What to produce = Look through the material below for "link". Copy every line that contains it.

Records to process =
◆ ◆ ◆ ◆ ◆ ◆ ◆

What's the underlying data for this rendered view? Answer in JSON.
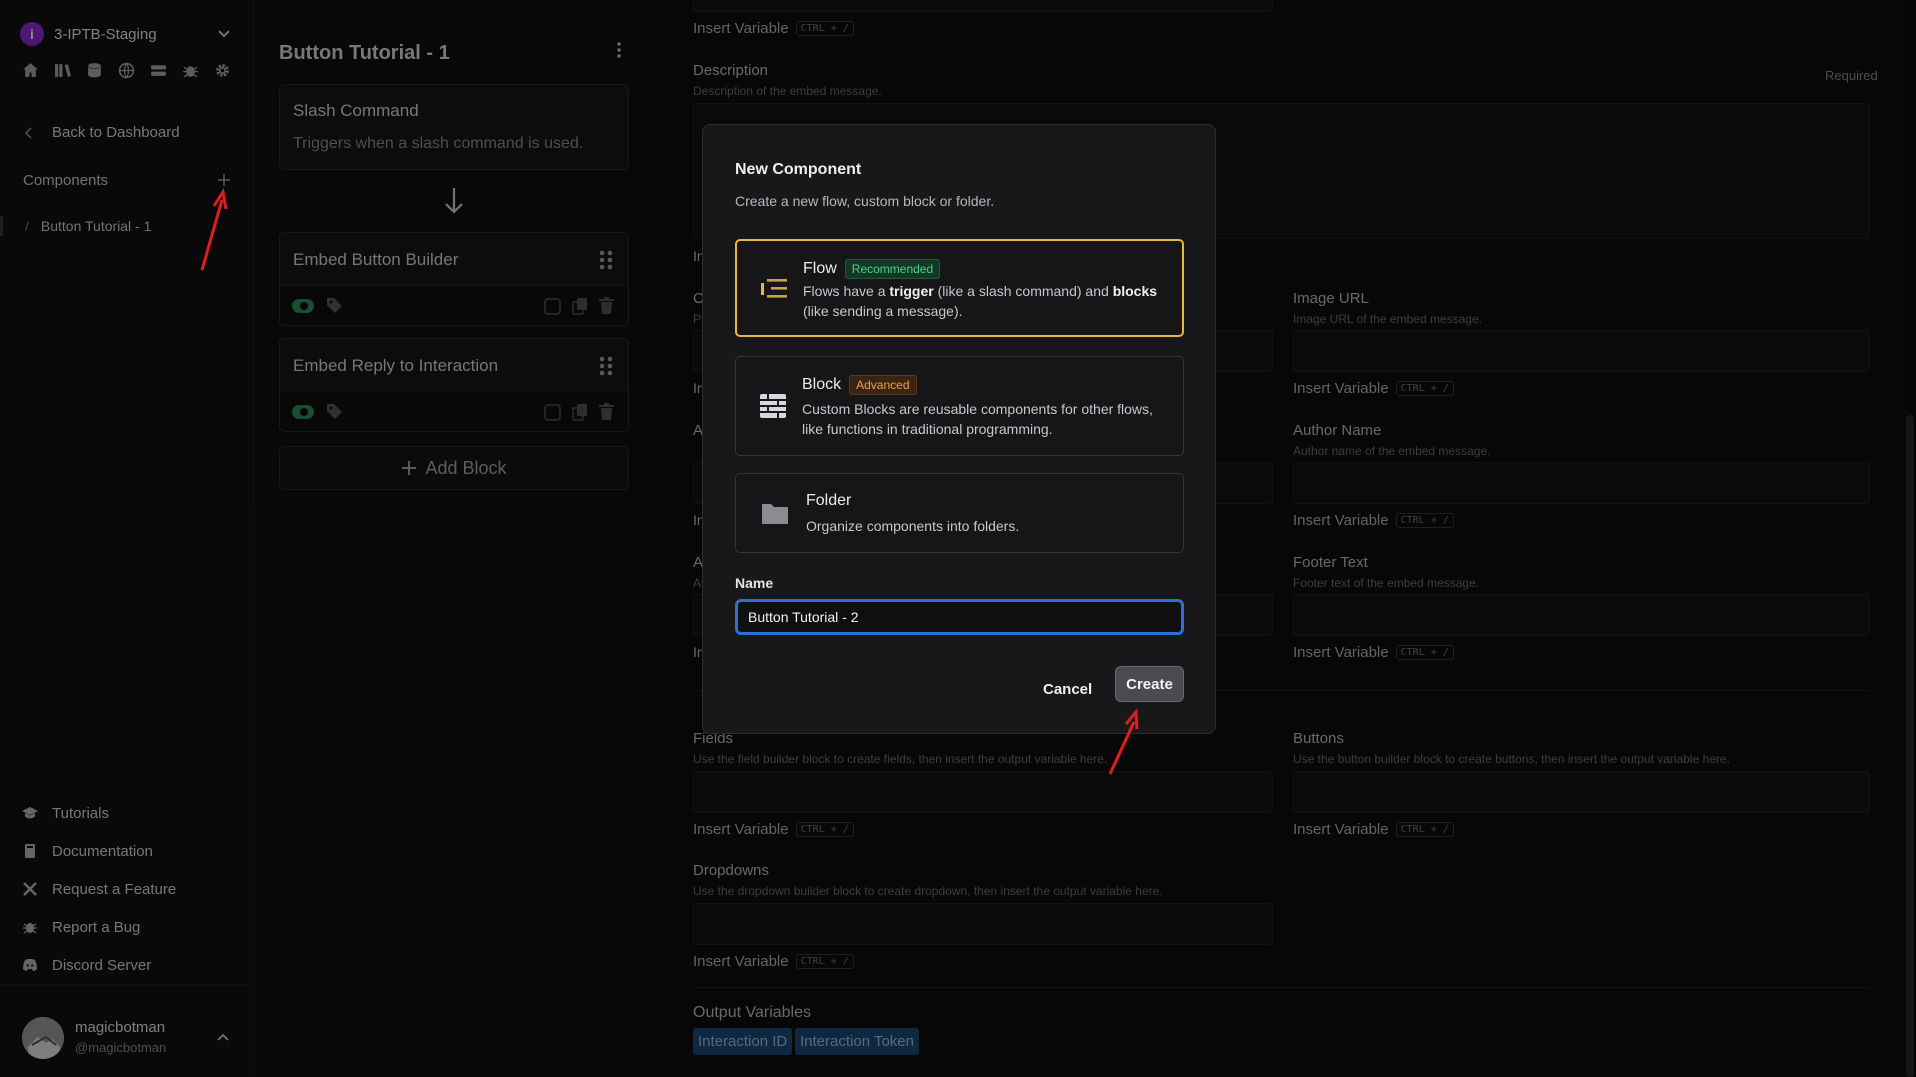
{
  "workspace": {
    "name": "3-IPTB-Staging",
    "logo_letter": "i"
  },
  "icon_bar": [
    "home-icon",
    "library-icon",
    "database-icon",
    "globe-icon",
    "server-icon",
    "bug-icon",
    "gear-icon"
  ],
  "sidebar": {
    "back_label": "Back to Dashboard",
    "components_label": "Components",
    "components": [
      {
        "label": "Button Tutorial - 1",
        "prefix": "/"
      }
    ],
    "nav": [
      {
        "label": "Tutorials",
        "icon": "graduation-cap-icon"
      },
      {
        "label": "Documentation",
        "icon": "book-icon"
      },
      {
        "label": "Request a Feature",
        "icon": "tools-icon"
      },
      {
        "label": "Report a Bug",
        "icon": "bug-icon"
      },
      {
        "label": "Discord Server",
        "icon": "discord-icon"
      }
    ],
    "user": {
      "name": "magicbotman",
      "handle": "@magicbotman"
    }
  },
  "flow": {
    "title": "Button Tutorial - 1",
    "trigger": {
      "title": "Slash Command",
      "desc": "Triggers when a slash command is used."
    },
    "blocks": [
      {
        "title": "Embed Button Builder"
      },
      {
        "title": "Embed Reply to Interaction"
      }
    ],
    "add_block_label": "Add Block"
  },
  "editor": {
    "insert_variable": "Insert Variable",
    "shortcut": "CTRL + /",
    "required": "Required",
    "description": {
      "label": "Description",
      "help": "Description of the embed message."
    },
    "image_url": {
      "label": "Image URL",
      "help": "Image URL of the embed message."
    },
    "author_name": {
      "label": "Author Name",
      "help": "Author name of the embed message."
    },
    "footer_text": {
      "label": "Footer Text",
      "help": "Footer text of the embed message."
    },
    "fields": {
      "label": "Fields",
      "help": "Use the field builder block to create fields, then insert the output variable here."
    },
    "buttons": {
      "label": "Buttons",
      "help": "Use the button builder block to create buttons, then insert the output variable here."
    },
    "dropdowns": {
      "label": "Dropdowns",
      "help": "Use the dropdown builder block to create dropdown, then insert the output variable here."
    },
    "output_variables": {
      "label": "Output Variables",
      "chips": [
        "Interaction ID",
        "Interaction Token"
      ]
    },
    "left_col_fragments": [
      "In",
      "C",
      "Pr",
      "In",
      "A",
      "In",
      "In",
      "A",
      "Au",
      "In"
    ]
  },
  "modal": {
    "title": "New Component",
    "subtitle": "Create a new flow, custom block or folder.",
    "options": [
      {
        "name": "Flow",
        "badge": "Recommended",
        "desc_pre": "Flows have a ",
        "desc_b1": "trigger",
        "desc_mid": " (like a slash command) and ",
        "desc_b2": "blocks",
        "desc_post": " (like sending a message).",
        "selected": true,
        "icon": "flow-icon"
      },
      {
        "name": "Block",
        "badge": "Advanced",
        "desc": "Custom Blocks are reusable components for other flows, like functions in traditional programming.",
        "selected": false,
        "icon": "brick-icon"
      },
      {
        "name": "Folder",
        "badge": "",
        "desc": "Organize components into folders.",
        "selected": false,
        "icon": "folder-icon"
      }
    ],
    "name_label": "Name",
    "name_value": "Button Tutorial - 2",
    "cancel_label": "Cancel",
    "create_label": "Create"
  },
  "colors": {
    "accent_selected": "#e9b73e",
    "input_focus": "#2f6fd6",
    "toggle_on": "#2f8f55",
    "annotation_red": "#e11d1d",
    "chip_bg": "#1d4a74"
  }
}
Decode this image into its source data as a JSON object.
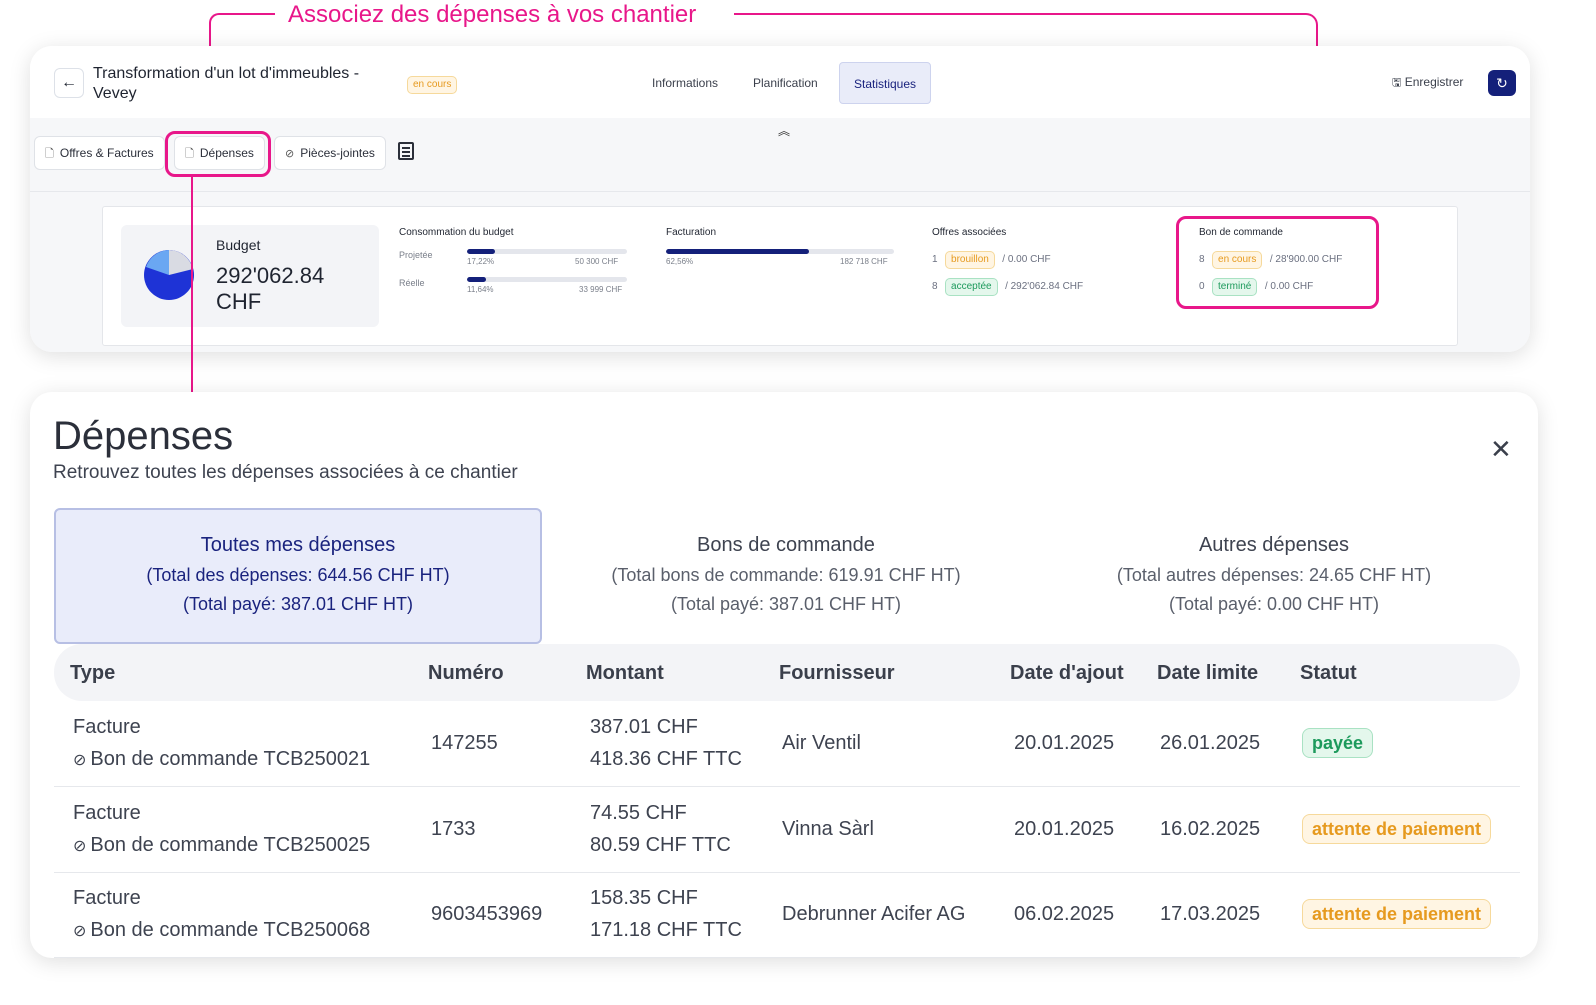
{
  "callout": {
    "text": "Associez des dépenses à vos chantier"
  },
  "header": {
    "project_title": "Transformation d'un lot d'immeubles - Vevey",
    "status_badge": "en cours",
    "tabs": [
      "Informations",
      "Planification",
      "Statistiques"
    ],
    "active_tab": "Statistiques",
    "save_label": "Enregistrer",
    "back_icon": "arrow-left-icon",
    "refresh_icon": "refresh-icon"
  },
  "subnav": {
    "buttons": [
      {
        "label": "Offres & Factures",
        "icon": "document-icon"
      },
      {
        "label": "Dépenses",
        "icon": "document-icon"
      },
      {
        "label": "Pièces-jointes",
        "icon": "paperclip-icon"
      }
    ],
    "notes_icon": "list-document-icon",
    "collapse_icon": "chevrons-up-icon"
  },
  "stats": {
    "budget": {
      "label": "Budget",
      "value": "292'062.84 CHF",
      "pie_fraction": 0.1722
    },
    "consumption": {
      "title": "Consommation du budget",
      "rows": [
        {
          "label": "Projetée",
          "percent_text": "17,22%",
          "amount": "50 300 CHF",
          "fill": 0.1722
        },
        {
          "label": "Réelle",
          "percent_text": "11,64%",
          "amount": "33 999 CHF",
          "fill": 0.1164
        }
      ]
    },
    "billing": {
      "title": "Facturation",
      "percent_text": "62,56%",
      "amount": "182 718 CHF",
      "fill": 0.6256
    },
    "offers": {
      "title": "Offres associées",
      "rows": [
        {
          "count": "1",
          "badge": "brouillon",
          "badge_color": "orange",
          "amount": "/ 0.00 CHF"
        },
        {
          "count": "8",
          "badge": "acceptée",
          "badge_color": "green",
          "amount": "/ 292'062.84 CHF"
        }
      ]
    },
    "purchase_orders": {
      "title": "Bon de commande",
      "rows": [
        {
          "count": "8",
          "badge": "en cours",
          "badge_color": "orange",
          "amount": "/ 28'900.00 CHF"
        },
        {
          "count": "0",
          "badge": "terminé",
          "badge_color": "green",
          "amount": "/ 0.00 CHF"
        }
      ]
    }
  },
  "expenses": {
    "title": "Dépenses",
    "subtitle": "Retrouvez toutes les dépenses associées à ce chantier",
    "summary_tabs": [
      {
        "title": "Toutes mes dépenses",
        "total": "(Total des dépenses: 644.56 CHF HT)",
        "paid": "(Total payé: 387.01 CHF HT)",
        "active": true
      },
      {
        "title": "Bons de commande",
        "total": "(Total bons de commande: 619.91 CHF HT)",
        "paid": "(Total payé: 387.01 CHF HT)",
        "active": false
      },
      {
        "title": "Autres dépenses",
        "total": "(Total autres dépenses: 24.65 CHF HT)",
        "paid": "(Total payé: 0.00 CHF HT)",
        "active": false
      }
    ],
    "columns": [
      "Type",
      "Numéro",
      "Montant",
      "Fournisseur",
      "Date d'ajout",
      "Date limite",
      "Statut"
    ],
    "rows": [
      {
        "type": "Facture",
        "link": "Bon de commande TCB250021",
        "number": "147255",
        "amount_ht": "387.01 CHF",
        "amount_ttc": "418.36 CHF TTC",
        "supplier": "Air Ventil",
        "added": "20.01.2025",
        "due": "26.01.2025",
        "status": "payée",
        "status_color": "green"
      },
      {
        "type": "Facture",
        "link": "Bon de commande TCB250025",
        "number": "1733",
        "amount_ht": "74.55 CHF",
        "amount_ttc": "80.59 CHF TTC",
        "supplier": "Vinna Sàrl",
        "added": "20.01.2025",
        "due": "16.02.2025",
        "status": "attente de paiement",
        "status_color": "orange"
      },
      {
        "type": "Facture",
        "link": "Bon de commande TCB250068",
        "number": "9603453969",
        "amount_ht": "158.35 CHF",
        "amount_ttc": "171.18 CHF TTC",
        "supplier": "Debrunner Acifer AG",
        "added": "06.02.2025",
        "due": "17.03.2025",
        "status": "attente de paiement",
        "status_color": "orange"
      }
    ]
  },
  "colors": {
    "accent": "#e8178a",
    "primary": "#14207a",
    "active_tab_bg": "#e9ecfa"
  }
}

◆ ◆ ◆ ◆ ◆ ◆ ◆

Task result =
        "link": "Bon de commande TCB250021",
        "link": "Bon de commande TCB250025",
        "link": "Bon de commande TCB250068",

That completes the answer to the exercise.